● **Task details**:
Gather up all lines that carry the word "frac".

^^^^^^^^^^^^^^^^

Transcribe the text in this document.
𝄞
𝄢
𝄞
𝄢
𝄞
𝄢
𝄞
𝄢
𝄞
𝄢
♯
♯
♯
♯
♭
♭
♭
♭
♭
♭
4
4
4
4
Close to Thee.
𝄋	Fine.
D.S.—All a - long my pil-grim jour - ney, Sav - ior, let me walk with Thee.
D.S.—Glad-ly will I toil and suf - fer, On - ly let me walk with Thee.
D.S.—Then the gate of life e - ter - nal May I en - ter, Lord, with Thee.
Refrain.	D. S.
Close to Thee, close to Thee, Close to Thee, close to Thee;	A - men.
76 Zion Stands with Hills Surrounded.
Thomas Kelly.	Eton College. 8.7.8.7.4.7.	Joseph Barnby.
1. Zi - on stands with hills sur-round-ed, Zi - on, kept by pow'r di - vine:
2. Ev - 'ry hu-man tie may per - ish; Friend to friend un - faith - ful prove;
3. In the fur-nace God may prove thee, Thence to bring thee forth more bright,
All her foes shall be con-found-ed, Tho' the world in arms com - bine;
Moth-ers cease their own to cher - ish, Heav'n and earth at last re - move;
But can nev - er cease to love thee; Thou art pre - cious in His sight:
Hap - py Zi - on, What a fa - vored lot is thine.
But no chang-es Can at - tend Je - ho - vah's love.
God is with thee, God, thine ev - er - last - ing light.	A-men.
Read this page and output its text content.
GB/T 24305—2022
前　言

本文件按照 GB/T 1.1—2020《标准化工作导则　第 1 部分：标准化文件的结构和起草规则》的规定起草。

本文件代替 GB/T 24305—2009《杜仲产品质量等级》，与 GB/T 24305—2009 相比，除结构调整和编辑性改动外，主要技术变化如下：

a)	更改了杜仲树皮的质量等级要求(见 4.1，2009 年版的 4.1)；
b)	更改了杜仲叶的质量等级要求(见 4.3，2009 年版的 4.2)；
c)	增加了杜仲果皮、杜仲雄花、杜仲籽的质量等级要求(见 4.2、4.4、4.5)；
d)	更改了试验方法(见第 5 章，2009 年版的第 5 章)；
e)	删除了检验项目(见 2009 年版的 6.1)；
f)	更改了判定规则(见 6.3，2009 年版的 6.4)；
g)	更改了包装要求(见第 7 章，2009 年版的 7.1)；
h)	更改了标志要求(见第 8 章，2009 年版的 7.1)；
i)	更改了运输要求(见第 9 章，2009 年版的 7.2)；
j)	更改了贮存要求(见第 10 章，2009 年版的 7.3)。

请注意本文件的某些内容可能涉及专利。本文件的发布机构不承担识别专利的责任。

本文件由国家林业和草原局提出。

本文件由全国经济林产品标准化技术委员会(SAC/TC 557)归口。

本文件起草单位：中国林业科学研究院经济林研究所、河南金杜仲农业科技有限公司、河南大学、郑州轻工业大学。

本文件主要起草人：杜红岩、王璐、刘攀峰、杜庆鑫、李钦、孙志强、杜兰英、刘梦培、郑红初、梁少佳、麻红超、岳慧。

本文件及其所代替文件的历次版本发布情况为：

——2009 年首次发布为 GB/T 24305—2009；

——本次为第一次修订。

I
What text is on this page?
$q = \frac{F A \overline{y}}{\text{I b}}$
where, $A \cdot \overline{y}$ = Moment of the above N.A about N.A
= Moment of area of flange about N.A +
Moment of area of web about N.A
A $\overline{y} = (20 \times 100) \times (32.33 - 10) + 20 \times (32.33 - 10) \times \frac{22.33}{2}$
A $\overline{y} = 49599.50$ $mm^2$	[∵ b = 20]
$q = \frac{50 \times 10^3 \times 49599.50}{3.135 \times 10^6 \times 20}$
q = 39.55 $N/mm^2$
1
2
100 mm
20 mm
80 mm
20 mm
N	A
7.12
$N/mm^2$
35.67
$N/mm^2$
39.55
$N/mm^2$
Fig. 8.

^^^^^^^^^^^^^^^^

● **Task solution**:
$q = \frac{F A \overline{y}}{\text{I b}}$
A $\overline{y} = (20 \times 100) \times (32.33 - 10) + 20 \times (32.33 - 10) \times \frac{22.33}{2}$
$q = \frac{50 \times 10^3 \times 49599.50}{3.135 \times 10^6 \times 20}$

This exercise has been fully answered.